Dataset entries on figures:
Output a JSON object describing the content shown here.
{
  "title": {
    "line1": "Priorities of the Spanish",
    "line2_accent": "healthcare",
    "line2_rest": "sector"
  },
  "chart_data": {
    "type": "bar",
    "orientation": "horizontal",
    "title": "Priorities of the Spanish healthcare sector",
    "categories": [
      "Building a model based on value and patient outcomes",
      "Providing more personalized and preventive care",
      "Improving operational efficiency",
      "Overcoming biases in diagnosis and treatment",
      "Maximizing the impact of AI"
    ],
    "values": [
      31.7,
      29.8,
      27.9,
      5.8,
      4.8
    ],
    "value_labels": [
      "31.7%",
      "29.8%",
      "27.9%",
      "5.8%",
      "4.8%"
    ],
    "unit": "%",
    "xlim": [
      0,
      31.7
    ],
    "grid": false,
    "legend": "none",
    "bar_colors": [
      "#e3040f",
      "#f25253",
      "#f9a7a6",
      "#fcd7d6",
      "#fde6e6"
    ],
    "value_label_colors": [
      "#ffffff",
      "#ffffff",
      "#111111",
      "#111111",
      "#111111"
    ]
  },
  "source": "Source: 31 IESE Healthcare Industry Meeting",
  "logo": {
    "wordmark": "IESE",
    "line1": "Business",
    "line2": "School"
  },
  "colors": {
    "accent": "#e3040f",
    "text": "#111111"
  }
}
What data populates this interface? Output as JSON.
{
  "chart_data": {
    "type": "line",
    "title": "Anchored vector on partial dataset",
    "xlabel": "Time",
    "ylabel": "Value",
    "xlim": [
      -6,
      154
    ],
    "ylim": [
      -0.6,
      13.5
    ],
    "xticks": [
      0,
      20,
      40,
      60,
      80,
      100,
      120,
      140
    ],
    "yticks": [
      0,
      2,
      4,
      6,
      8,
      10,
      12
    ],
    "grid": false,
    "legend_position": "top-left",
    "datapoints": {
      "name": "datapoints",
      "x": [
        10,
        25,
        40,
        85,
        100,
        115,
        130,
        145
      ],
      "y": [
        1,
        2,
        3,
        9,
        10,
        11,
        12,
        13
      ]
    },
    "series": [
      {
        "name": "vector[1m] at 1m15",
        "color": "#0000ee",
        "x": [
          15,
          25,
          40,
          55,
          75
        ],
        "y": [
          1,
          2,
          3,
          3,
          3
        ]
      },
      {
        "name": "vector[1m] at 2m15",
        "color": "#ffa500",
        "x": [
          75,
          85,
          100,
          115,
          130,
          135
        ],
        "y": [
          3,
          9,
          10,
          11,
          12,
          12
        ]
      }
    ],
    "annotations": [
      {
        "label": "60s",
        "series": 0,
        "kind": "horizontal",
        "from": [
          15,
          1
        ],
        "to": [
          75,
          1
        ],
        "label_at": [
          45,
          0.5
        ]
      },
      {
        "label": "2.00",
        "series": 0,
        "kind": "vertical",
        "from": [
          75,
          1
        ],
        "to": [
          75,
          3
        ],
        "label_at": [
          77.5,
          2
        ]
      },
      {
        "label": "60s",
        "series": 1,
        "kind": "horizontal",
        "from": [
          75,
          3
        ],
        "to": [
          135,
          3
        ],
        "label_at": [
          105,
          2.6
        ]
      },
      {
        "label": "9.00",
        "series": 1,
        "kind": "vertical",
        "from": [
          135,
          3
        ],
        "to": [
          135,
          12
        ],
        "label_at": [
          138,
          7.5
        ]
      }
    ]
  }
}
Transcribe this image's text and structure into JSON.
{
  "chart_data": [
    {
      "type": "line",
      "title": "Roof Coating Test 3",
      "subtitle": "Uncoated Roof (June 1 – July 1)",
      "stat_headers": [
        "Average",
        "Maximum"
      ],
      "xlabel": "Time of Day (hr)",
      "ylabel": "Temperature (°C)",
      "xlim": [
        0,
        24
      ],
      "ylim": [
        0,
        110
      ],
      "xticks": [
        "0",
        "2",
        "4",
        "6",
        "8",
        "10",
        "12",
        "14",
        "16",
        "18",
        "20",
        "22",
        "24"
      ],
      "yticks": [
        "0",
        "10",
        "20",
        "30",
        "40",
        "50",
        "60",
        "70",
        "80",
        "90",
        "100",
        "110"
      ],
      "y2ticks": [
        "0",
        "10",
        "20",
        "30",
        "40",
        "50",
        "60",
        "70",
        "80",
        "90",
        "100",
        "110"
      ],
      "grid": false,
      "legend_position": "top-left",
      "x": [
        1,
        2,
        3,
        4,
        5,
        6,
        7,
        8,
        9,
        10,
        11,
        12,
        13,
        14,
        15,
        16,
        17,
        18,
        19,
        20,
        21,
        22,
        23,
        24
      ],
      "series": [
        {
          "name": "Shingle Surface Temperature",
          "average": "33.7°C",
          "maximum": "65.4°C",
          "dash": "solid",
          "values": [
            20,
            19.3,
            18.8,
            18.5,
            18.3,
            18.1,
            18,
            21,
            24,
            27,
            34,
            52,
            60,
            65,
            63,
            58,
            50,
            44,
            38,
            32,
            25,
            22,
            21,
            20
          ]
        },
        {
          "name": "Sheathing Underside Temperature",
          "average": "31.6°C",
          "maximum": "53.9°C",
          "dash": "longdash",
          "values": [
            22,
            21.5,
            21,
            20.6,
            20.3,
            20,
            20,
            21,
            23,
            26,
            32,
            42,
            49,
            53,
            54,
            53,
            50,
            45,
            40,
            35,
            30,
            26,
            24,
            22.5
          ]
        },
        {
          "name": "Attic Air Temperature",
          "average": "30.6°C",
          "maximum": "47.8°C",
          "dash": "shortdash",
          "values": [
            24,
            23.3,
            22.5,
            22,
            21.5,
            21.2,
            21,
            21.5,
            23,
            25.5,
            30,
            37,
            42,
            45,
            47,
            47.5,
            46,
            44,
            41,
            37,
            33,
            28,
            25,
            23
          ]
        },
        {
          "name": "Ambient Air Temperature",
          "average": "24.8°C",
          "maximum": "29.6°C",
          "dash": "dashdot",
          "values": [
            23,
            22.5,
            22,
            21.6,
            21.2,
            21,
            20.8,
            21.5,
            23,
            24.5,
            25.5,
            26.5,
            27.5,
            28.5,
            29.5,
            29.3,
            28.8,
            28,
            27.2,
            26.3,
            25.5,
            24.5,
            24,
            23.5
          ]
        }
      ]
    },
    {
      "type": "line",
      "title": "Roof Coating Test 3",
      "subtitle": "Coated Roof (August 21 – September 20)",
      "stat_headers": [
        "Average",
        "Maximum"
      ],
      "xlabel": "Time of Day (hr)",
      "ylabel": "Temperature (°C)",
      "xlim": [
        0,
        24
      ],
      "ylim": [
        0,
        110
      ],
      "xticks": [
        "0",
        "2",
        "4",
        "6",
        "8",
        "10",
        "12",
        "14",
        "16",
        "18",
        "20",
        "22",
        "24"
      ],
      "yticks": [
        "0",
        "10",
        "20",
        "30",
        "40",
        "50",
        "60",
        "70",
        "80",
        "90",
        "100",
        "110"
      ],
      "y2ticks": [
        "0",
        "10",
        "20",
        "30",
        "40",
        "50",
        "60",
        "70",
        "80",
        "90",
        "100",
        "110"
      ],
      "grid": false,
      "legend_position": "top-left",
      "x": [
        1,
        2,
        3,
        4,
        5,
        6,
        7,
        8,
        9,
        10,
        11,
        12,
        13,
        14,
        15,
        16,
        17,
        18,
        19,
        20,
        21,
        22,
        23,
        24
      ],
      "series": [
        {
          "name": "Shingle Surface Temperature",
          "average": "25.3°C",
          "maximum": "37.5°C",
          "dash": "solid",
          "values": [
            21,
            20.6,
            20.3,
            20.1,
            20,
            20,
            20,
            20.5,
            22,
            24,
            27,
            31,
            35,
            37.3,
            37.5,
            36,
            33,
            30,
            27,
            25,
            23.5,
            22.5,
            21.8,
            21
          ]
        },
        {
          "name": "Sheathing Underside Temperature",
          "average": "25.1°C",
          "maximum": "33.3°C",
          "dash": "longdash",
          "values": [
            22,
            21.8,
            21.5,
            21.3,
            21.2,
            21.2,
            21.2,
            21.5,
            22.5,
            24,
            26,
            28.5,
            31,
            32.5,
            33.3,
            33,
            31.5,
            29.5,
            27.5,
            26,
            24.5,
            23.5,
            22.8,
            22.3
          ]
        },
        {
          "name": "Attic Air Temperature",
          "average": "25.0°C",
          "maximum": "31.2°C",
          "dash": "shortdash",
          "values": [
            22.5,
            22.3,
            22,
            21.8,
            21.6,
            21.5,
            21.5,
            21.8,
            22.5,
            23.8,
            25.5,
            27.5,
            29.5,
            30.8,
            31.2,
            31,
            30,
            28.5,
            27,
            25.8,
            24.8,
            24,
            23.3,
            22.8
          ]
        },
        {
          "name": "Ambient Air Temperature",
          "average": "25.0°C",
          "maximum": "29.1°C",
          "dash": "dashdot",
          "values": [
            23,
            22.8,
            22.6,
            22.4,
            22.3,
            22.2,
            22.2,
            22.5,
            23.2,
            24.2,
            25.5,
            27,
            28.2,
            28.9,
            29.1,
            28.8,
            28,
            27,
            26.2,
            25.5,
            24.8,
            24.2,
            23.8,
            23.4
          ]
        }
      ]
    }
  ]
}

GIVEN EXERCISE: Copy out each line of the records that holds the string "vector".

OUTPUT BELOW:
    "title": "Anchored vector on partial dataset",
        "name": "vector[1m] at 1m15",
        "name": "vector[1m] at 2m15",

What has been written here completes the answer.